▼▼▼

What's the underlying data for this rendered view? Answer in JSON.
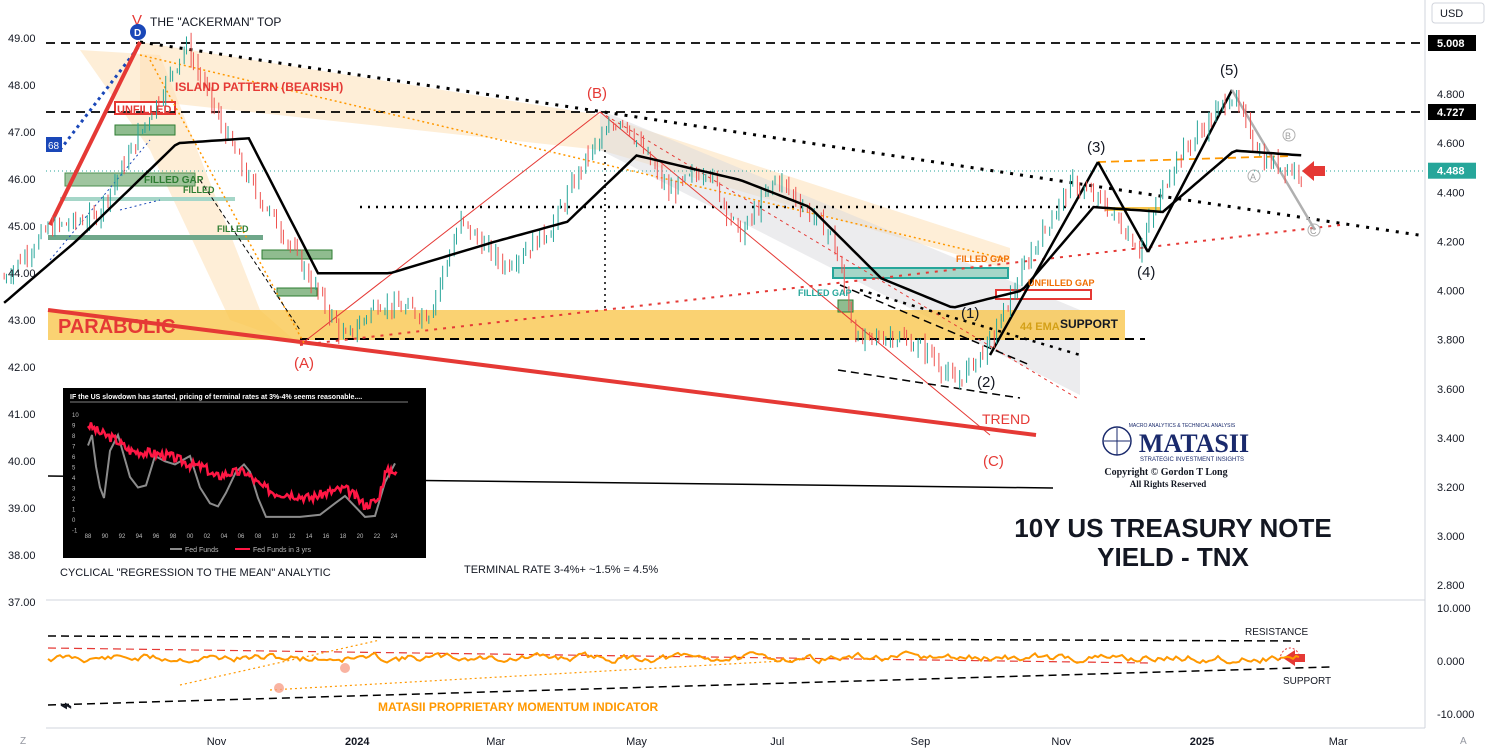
{
  "toolbar": {
    "currency": "USD"
  },
  "chart_data": {
    "type": "line",
    "instrument": "10Y US TREASURY NOTE YIELD - TNX",
    "left_axis": {
      "ticks": [
        "49.00",
        "48.00",
        "47.00",
        "46.00",
        "45.00",
        "44.00",
        "43.00",
        "42.00",
        "41.00",
        "40.00",
        "39.00",
        "38.00",
        "37.00"
      ],
      "range": [
        37,
        49.5
      ]
    },
    "right_axis": {
      "ticks": [
        "4.800",
        "4.600",
        "4.400",
        "4.200",
        "4.000",
        "3.800",
        "3.600",
        "3.400",
        "3.200",
        "3.000",
        "2.800"
      ],
      "range": [
        2.64,
        5.04
      ]
    },
    "right_markers": [
      {
        "label": "5.008",
        "value": 5.008,
        "style": "dark"
      },
      {
        "label": "4.727",
        "value": 4.727,
        "style": "dark"
      },
      {
        "label": "4.488",
        "value": 4.488,
        "style": "current"
      }
    ],
    "left_marker": {
      "label": "68"
    },
    "x_ticks": [
      "Nov",
      "2024",
      "Mar",
      "May",
      "Jul",
      "Sep",
      "Nov",
      "2025",
      "Mar"
    ],
    "price_series_approx": [
      [
        "2023-08-01",
        4.05
      ],
      [
        "2023-08-20",
        4.25
      ],
      [
        "2023-09-10",
        4.3
      ],
      [
        "2023-09-28",
        4.62
      ],
      [
        "2023-10-19",
        5.0
      ],
      [
        "2023-11-01",
        4.72
      ],
      [
        "2023-11-15",
        4.45
      ],
      [
        "2023-12-01",
        4.22
      ],
      [
        "2023-12-27",
        3.8
      ],
      [
        "2024-01-10",
        3.95
      ],
      [
        "2024-02-01",
        3.9
      ],
      [
        "2024-02-15",
        4.28
      ],
      [
        "2024-03-05",
        4.1
      ],
      [
        "2024-03-25",
        4.25
      ],
      [
        "2024-04-10",
        4.55
      ],
      [
        "2024-04-25",
        4.71
      ],
      [
        "2024-05-15",
        4.4
      ],
      [
        "2024-06-01",
        4.5
      ],
      [
        "2024-06-15",
        4.22
      ],
      [
        "2024-07-01",
        4.46
      ],
      [
        "2024-07-25",
        4.22
      ],
      [
        "2024-08-05",
        3.79
      ],
      [
        "2024-08-20",
        3.82
      ],
      [
        "2024-09-05",
        3.75
      ],
      [
        "2024-09-16",
        3.62
      ],
      [
        "2024-10-01",
        3.78
      ],
      [
        "2024-10-20",
        4.17
      ],
      [
        "2024-11-06",
        4.44
      ],
      [
        "2024-11-20",
        4.35
      ],
      [
        "2024-12-05",
        4.17
      ],
      [
        "2024-12-20",
        4.52
      ],
      [
        "2025-01-14",
        4.8
      ],
      [
        "2025-01-28",
        4.53
      ],
      [
        "2025-02-14",
        4.48
      ]
    ],
    "moving_average_approx": [
      [
        "2023-08-01",
        3.95
      ],
      [
        "2023-09-01",
        4.2
      ],
      [
        "2023-10-15",
        4.6
      ],
      [
        "2023-11-15",
        4.62
      ],
      [
        "2023-12-15",
        4.07
      ],
      [
        "2024-01-15",
        4.07
      ],
      [
        "2024-03-01",
        4.2
      ],
      [
        "2024-04-01",
        4.28
      ],
      [
        "2024-05-01",
        4.55
      ],
      [
        "2024-06-15",
        4.45
      ],
      [
        "2024-07-15",
        4.34
      ],
      [
        "2024-08-15",
        4.05
      ],
      [
        "2024-09-15",
        3.93
      ],
      [
        "2024-10-15",
        4.0
      ],
      [
        "2024-11-15",
        4.34
      ],
      [
        "2024-12-15",
        4.32
      ],
      [
        "2025-01-15",
        4.57
      ],
      [
        "2025-02-14",
        4.55
      ]
    ],
    "annotations": {
      "top_title": "THE \"ACKERMAN\" TOP",
      "island": "ISLAND PATTERN (BEARISH)",
      "unfilled1": "UNFILLED",
      "filled_gap1": "FILLED GAP",
      "filled_gap2": "FILLED",
      "filled3": "FILLED",
      "parabolic": "PARABOLIC",
      "filled_gap_orange": "FILLED GAP",
      "filled_gap_green": "FILLED GAP",
      "unfilled_gap": "UNFILLED GAP",
      "ema": "44 EMA",
      "support": "SUPPORT",
      "trend": "TREND",
      "waves": [
        "(A)",
        "(B)",
        "(C)",
        "(1)",
        "(2)",
        "(3)",
        "(4)",
        "(5)"
      ],
      "sub_waves": [
        "A",
        "B",
        "C"
      ],
      "inset_caption": "CYCLICAL \"REGRESSION TO THE MEAN\" ANALYTIC",
      "terminal": "TERMINAL RATE 3-4%+ ~1.5% = 4.5%",
      "main_title_line1": "10Y US TREASURY NOTE",
      "main_title_line2": "YIELD - TNX",
      "logo_top": "MACRO ANALYTICS & TECHNICAL ANALYSIS",
      "logo_name": "MATASII",
      "logo_sub": "STRATEGIC INVESTMENT INSIGHTS",
      "copyright": "Copyright © Gordon T Long",
      "rights": "All Rights Reserved"
    },
    "inset": {
      "title": "IF the US slowdown has started, pricing of terminal rates at 3%-4% seems reasonable....",
      "y_ticks": [
        "10",
        "9",
        "8",
        "7",
        "6",
        "5",
        "4",
        "3",
        "2",
        "1",
        "0",
        "-1"
      ],
      "x_ticks": [
        "88",
        "90",
        "92",
        "94",
        "96",
        "98",
        "00",
        "02",
        "04",
        "06",
        "08",
        "10",
        "12",
        "14",
        "16",
        "18",
        "20",
        "22",
        "24"
      ],
      "legend": [
        "Fed Funds",
        "Fed Funds in 3 yrs"
      ]
    },
    "momentum": {
      "title": "MATASII PROPRIETARY MOMENTUM INDICATOR",
      "y_ticks": [
        "10.000",
        "0.000",
        "-10.000"
      ],
      "resistance": "RESISTANCE",
      "support": "SUPPORT"
    },
    "colors": {
      "price": "#26a69a",
      "ma": "#000000",
      "red": "#e53935",
      "orange": "#ff9800",
      "band": "#f9c74f"
    }
  }
}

▲▲▲

* **The exercise**:
All of the data needs repeating exactly, but the pictures do not.

* **Solution to the exercise**:
What's the underlying data for this rendered view? Answer in JSON.
{
  "toolbar": {
    "currency": "USD"
  },
  "chart_data": {
    "type": "line",
    "instrument": "10Y US TREASURY NOTE YIELD - TNX",
    "left_axis": {
      "ticks": [
        "49.00",
        "48.00",
        "47.00",
        "46.00",
        "45.00",
        "44.00",
        "43.00",
        "42.00",
        "41.00",
        "40.00",
        "39.00",
        "38.00",
        "37.00"
      ],
      "range": [
        37,
        49.5
      ]
    },
    "right_axis": {
      "ticks": [
        "4.800",
        "4.600",
        "4.400",
        "4.200",
        "4.000",
        "3.800",
        "3.600",
        "3.400",
        "3.200",
        "3.000",
        "2.800"
      ],
      "range": [
        2.64,
        5.04
      ]
    },
    "right_markers": [
      {
        "label": "5.008",
        "value": 5.008,
        "style": "dark"
      },
      {
        "label": "4.727",
        "value": 4.727,
        "style": "dark"
      },
      {
        "label": "4.488",
        "value": 4.488,
        "style": "current"
      }
    ],
    "left_marker": {
      "label": "68"
    },
    "x_ticks": [
      "Nov",
      "2024",
      "Mar",
      "May",
      "Jul",
      "Sep",
      "Nov",
      "2025",
      "Mar"
    ],
    "price_series_approx": [
      [
        "2023-08-01",
        4.05
      ],
      [
        "2023-08-20",
        4.25
      ],
      [
        "2023-09-10",
        4.3
      ],
      [
        "2023-09-28",
        4.62
      ],
      [
        "2023-10-19",
        5.0
      ],
      [
        "2023-11-01",
        4.72
      ],
      [
        "2023-11-15",
        4.45
      ],
      [
        "2023-12-01",
        4.22
      ],
      [
        "2023-12-27",
        3.8
      ],
      [
        "2024-01-10",
        3.95
      ],
      [
        "2024-02-01",
        3.9
      ],
      [
        "2024-02-15",
        4.28
      ],
      [
        "2024-03-05",
        4.1
      ],
      [
        "2024-03-25",
        4.25
      ],
      [
        "2024-04-10",
        4.55
      ],
      [
        "2024-04-25",
        4.71
      ],
      [
        "2024-05-15",
        4.4
      ],
      [
        "2024-06-01",
        4.5
      ],
      [
        "2024-06-15",
        4.22
      ],
      [
        "2024-07-01",
        4.46
      ],
      [
        "2024-07-25",
        4.22
      ],
      [
        "2024-08-05",
        3.79
      ],
      [
        "2024-08-20",
        3.82
      ],
      [
        "2024-09-05",
        3.75
      ],
      [
        "2024-09-16",
        3.62
      ],
      [
        "2024-10-01",
        3.78
      ],
      [
        "2024-10-20",
        4.17
      ],
      [
        "2024-11-06",
        4.44
      ],
      [
        "2024-11-20",
        4.35
      ],
      [
        "2024-12-05",
        4.17
      ],
      [
        "2024-12-20",
        4.52
      ],
      [
        "2025-01-14",
        4.8
      ],
      [
        "2025-01-28",
        4.53
      ],
      [
        "2025-02-14",
        4.48
      ]
    ],
    "moving_average_approx": [
      [
        "2023-08-01",
        3.95
      ],
      [
        "2023-09-01",
        4.2
      ],
      [
        "2023-10-15",
        4.6
      ],
      [
        "2023-11-15",
        4.62
      ],
      [
        "2023-12-15",
        4.07
      ],
      [
        "2024-01-15",
        4.07
      ],
      [
        "2024-03-01",
        4.2
      ],
      [
        "2024-04-01",
        4.28
      ],
      [
        "2024-05-01",
        4.55
      ],
      [
        "2024-06-15",
        4.45
      ],
      [
        "2024-07-15",
        4.34
      ],
      [
        "2024-08-15",
        4.05
      ],
      [
        "2024-09-15",
        3.93
      ],
      [
        "2024-10-15",
        4.0
      ],
      [
        "2024-11-15",
        4.34
      ],
      [
        "2024-12-15",
        4.32
      ],
      [
        "2025-01-15",
        4.57
      ],
      [
        "2025-02-14",
        4.55
      ]
    ],
    "annotations": {
      "top_title": "THE \"ACKERMAN\" TOP",
      "island": "ISLAND PATTERN (BEARISH)",
      "unfilled1": "UNFILLED",
      "filled_gap1": "FILLED GAP",
      "filled_gap2": "FILLED",
      "filled3": "FILLED",
      "parabolic": "PARABOLIC",
      "filled_gap_orange": "FILLED GAP",
      "filled_gap_green": "FILLED GAP",
      "unfilled_gap": "UNFILLED GAP",
      "ema": "44 EMA",
      "support": "SUPPORT",
      "trend": "TREND",
      "waves": [
        "(A)",
        "(B)",
        "(C)",
        "(1)",
        "(2)",
        "(3)",
        "(4)",
        "(5)"
      ],
      "sub_waves": [
        "A",
        "B",
        "C"
      ],
      "inset_caption": "CYCLICAL \"REGRESSION TO THE MEAN\" ANALYTIC",
      "terminal": "TERMINAL RATE 3-4%+ ~1.5% = 4.5%",
      "main_title_line1": "10Y US TREASURY NOTE",
      "main_title_line2": "YIELD - TNX",
      "logo_top": "MACRO ANALYTICS & TECHNICAL ANALYSIS",
      "logo_name": "MATASII",
      "logo_sub": "STRATEGIC INVESTMENT INSIGHTS",
      "copyright": "Copyright © Gordon T Long",
      "rights": "All Rights Reserved"
    },
    "inset": {
      "title": "IF the US slowdown has started, pricing of terminal rates at 3%-4% seems reasonable....",
      "y_ticks": [
        "10",
        "9",
        "8",
        "7",
        "6",
        "5",
        "4",
        "3",
        "2",
        "1",
        "0",
        "-1"
      ],
      "x_ticks": [
        "88",
        "90",
        "92",
        "94",
        "96",
        "98",
        "00",
        "02",
        "04",
        "06",
        "08",
        "10",
        "12",
        "14",
        "16",
        "18",
        "20",
        "22",
        "24"
      ],
      "legend": [
        "Fed Funds",
        "Fed Funds in 3 yrs"
      ]
    },
    "momentum": {
      "title": "MATASII PROPRIETARY MOMENTUM INDICATOR",
      "y_ticks": [
        "10.000",
        "0.000",
        "-10.000"
      ],
      "resistance": "RESISTANCE",
      "support": "SUPPORT"
    },
    "colors": {
      "price": "#26a69a",
      "ma": "#000000",
      "red": "#e53935",
      "orange": "#ff9800",
      "band": "#f9c74f"
    }
  }
}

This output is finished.